WHAT THE EXERCISE ASKS →
Each entry below should be reproduced character for character.

(Data records)
○ ○ ○ ○ ○ ○ ○
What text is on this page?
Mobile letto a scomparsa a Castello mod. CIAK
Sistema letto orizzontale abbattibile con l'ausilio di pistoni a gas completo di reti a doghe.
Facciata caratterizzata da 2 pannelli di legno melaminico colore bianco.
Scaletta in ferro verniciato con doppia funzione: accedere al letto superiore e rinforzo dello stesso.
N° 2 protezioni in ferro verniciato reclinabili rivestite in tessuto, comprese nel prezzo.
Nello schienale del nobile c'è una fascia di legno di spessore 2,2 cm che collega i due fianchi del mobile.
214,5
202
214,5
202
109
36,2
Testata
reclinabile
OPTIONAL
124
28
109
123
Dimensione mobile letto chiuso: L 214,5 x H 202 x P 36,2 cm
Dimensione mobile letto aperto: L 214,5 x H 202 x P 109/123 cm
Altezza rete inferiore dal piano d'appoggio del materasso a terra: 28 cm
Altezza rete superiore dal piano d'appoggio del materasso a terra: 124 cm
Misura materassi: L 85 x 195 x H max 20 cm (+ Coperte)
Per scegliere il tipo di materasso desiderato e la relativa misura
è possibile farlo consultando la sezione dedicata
○ ○ ○ ○ ○ ○ ○
ANSWER TO THE EXERCISE →
What text is on this page?
Mobile letto a scomparsa a Castello mod. CIAK
Sistema letto orizzontale abbattibile con l'ausilio di pistoni a gas completo di reti a doghe.
Facciata caratterizzata da 2 pannelli di legno melaminico colore bianco.
Scaletta in ferro verniciato con doppia funzione: accedere al letto superiore e rinforzo dello stesso.
N° 2 protezioni in ferro verniciato reclinabili rivestite in tessuto, comprese nel prezzo.
Nello schienale del nobile c'è una fascia di legno di spessore 2,2 cm che collega i due fianchi del mobile.
214,5
202
214,5
202
109
36,2
Testata
reclinabile
OPTIONAL
124
28
109
123
Dimensione mobile letto chiuso: L 214,5 x H 202 x P 36,2 cm
Dimensione mobile letto aperto: L 214,5 x H 202 x P 109/123 cm
Altezza rete inferiore dal piano d'appoggio del materasso a terra: 28 cm
Altezza rete superiore dal piano d'appoggio del materasso a terra: 124 cm
Misura materassi: L 85 x 195 x H max 20 cm (+ Coperte)
Per scegliere il tipo di materasso desiderato e la relativa misura
è possibile farlo consultando la sezione dedicata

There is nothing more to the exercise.